═════ Extracted records

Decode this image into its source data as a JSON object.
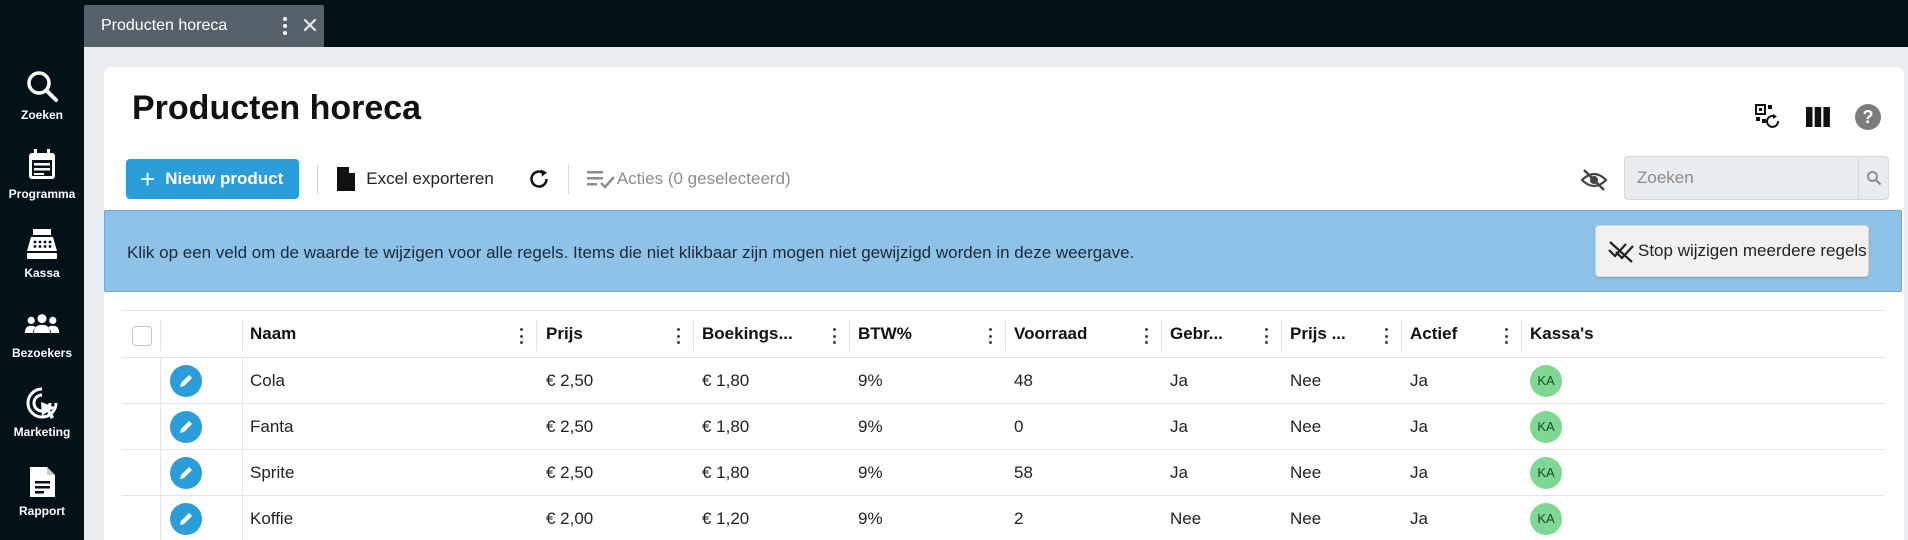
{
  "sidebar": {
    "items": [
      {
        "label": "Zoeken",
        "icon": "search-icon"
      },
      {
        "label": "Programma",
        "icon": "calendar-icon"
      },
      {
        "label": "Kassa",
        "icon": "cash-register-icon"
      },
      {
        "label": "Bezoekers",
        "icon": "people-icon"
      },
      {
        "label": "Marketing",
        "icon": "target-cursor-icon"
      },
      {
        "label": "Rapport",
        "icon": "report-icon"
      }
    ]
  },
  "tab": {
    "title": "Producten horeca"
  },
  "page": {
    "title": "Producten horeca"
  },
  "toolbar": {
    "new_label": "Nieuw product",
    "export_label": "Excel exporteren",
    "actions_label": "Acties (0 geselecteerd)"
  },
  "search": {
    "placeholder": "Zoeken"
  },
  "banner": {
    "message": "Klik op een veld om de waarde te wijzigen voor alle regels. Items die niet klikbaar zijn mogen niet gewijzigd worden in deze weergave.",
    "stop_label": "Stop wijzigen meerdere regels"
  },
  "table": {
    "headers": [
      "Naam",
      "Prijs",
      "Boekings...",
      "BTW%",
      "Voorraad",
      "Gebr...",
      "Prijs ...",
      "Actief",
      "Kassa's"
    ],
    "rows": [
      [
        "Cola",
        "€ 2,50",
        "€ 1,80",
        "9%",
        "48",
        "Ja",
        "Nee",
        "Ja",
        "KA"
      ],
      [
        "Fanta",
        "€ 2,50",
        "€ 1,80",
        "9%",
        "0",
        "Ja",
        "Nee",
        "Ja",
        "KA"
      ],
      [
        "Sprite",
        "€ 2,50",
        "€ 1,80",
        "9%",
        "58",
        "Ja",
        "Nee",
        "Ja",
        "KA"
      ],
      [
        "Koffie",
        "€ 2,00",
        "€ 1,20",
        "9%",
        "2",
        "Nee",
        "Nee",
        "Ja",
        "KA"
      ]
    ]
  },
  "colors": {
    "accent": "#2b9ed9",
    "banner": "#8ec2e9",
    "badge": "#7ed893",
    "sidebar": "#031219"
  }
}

══════════
═════ Extracted records

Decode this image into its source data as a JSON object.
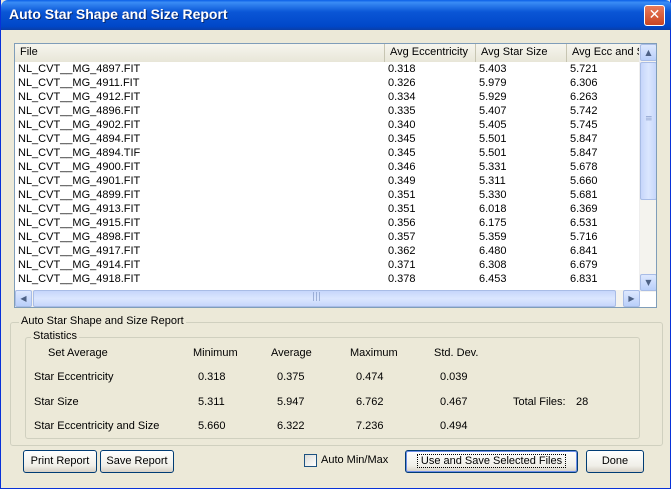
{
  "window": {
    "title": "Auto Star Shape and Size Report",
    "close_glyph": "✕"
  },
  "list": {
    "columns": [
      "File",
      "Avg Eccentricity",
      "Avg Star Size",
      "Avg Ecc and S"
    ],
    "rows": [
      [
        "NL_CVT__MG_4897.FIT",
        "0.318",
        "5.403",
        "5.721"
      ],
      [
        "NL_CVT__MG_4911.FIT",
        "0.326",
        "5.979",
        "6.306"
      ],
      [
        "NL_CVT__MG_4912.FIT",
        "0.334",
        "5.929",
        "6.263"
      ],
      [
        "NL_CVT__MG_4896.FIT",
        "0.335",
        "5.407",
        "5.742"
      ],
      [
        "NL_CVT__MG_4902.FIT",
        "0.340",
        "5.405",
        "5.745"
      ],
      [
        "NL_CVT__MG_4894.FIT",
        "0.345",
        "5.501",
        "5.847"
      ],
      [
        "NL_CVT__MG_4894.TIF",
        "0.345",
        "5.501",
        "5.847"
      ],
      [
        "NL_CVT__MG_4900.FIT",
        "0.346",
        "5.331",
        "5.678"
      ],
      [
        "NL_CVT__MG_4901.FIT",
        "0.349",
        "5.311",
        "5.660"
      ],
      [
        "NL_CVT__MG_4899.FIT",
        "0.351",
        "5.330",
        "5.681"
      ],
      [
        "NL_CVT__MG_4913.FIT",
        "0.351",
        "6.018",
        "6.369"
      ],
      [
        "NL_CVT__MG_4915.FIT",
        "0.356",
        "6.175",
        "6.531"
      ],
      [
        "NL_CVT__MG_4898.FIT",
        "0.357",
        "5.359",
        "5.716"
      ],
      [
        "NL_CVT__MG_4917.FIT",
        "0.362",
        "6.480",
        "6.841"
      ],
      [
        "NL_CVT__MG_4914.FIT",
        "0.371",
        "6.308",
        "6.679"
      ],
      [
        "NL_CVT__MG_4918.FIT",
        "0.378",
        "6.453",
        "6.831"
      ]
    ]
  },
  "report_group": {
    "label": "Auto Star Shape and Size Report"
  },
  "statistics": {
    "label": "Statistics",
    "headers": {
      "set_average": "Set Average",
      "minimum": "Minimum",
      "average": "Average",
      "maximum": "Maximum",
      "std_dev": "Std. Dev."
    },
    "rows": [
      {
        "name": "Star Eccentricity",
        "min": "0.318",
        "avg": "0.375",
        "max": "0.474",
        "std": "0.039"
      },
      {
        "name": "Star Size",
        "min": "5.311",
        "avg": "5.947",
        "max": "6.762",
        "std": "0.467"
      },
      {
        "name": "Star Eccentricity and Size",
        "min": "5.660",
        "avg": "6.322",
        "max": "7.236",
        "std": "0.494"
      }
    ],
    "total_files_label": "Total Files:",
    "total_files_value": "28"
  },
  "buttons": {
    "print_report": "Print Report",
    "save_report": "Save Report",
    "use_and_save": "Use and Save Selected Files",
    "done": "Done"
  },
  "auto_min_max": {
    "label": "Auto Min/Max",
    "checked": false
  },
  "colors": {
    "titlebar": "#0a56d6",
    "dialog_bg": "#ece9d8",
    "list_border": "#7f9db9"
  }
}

══════════
═════ Extracted records

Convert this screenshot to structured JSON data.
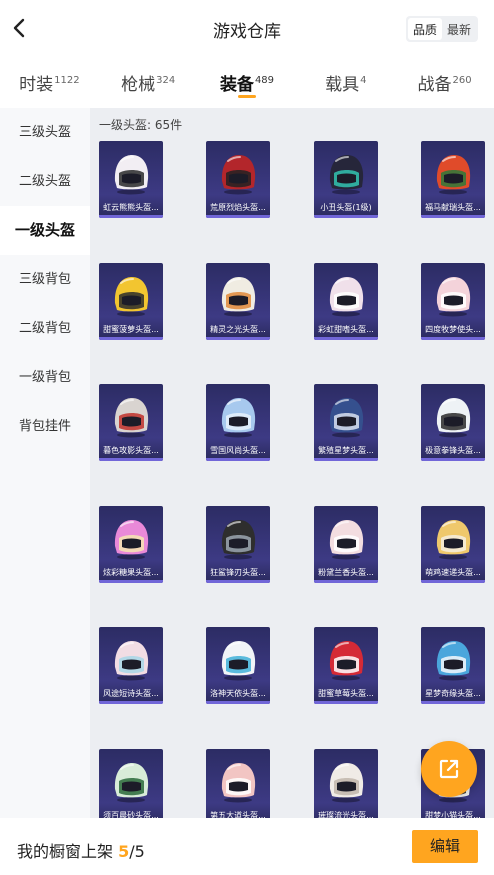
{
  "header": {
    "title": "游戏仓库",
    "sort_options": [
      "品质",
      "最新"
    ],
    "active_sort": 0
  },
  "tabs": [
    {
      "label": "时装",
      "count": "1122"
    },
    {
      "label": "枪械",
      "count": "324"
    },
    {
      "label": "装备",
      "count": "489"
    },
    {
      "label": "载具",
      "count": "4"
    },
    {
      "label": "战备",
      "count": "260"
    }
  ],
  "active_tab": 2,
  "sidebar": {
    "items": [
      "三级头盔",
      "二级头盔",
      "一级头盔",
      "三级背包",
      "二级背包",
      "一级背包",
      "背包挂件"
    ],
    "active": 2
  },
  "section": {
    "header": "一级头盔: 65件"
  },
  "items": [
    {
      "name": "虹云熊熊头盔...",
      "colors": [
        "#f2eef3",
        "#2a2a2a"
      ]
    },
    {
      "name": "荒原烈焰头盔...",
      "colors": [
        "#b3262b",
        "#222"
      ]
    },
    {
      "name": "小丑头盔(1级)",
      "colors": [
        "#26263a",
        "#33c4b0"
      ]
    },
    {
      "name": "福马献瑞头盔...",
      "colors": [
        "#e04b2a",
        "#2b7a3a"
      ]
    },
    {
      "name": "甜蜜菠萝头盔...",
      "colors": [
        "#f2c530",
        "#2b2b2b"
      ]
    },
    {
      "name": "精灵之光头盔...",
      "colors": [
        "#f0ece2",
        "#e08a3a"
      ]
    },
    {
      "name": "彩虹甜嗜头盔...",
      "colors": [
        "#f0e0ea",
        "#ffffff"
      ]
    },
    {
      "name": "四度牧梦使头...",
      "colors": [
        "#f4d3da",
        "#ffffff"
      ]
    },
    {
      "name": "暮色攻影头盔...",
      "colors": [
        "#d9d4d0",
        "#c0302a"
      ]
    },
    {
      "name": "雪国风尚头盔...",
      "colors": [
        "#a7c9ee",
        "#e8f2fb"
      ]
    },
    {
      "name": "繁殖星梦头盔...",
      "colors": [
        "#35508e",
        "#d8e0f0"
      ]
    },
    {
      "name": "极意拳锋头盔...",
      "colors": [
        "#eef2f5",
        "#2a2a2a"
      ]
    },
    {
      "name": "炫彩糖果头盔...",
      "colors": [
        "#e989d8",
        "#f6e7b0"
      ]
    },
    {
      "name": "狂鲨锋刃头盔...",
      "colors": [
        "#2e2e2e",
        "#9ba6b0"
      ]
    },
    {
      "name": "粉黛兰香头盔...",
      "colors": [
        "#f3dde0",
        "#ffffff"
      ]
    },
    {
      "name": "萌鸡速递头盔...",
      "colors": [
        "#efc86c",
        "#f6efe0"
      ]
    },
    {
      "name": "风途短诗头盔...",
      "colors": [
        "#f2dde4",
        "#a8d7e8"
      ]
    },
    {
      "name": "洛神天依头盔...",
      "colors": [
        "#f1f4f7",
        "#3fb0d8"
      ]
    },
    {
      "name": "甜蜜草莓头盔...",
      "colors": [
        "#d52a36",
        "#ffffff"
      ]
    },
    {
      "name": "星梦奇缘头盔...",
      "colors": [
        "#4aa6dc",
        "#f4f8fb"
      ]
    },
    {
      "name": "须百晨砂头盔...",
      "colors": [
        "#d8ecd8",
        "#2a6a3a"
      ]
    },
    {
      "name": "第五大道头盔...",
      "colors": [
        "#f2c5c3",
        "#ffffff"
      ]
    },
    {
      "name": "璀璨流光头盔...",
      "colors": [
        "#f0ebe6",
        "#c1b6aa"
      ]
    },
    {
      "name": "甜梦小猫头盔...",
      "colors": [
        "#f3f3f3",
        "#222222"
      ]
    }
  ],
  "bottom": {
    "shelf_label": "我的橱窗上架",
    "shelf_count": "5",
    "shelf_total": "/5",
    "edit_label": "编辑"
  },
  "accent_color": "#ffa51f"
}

══════════

To be done:
Search the entries for "Size" and copy out each line that has it.

Complete answer:
    "title": "Auto Star Shape and Size Report",
      "Avg Star Size",
    "label": "Auto Star Shape and Size Report"
        "name": "Star Size",
        "name": "Star Eccentricity and Size",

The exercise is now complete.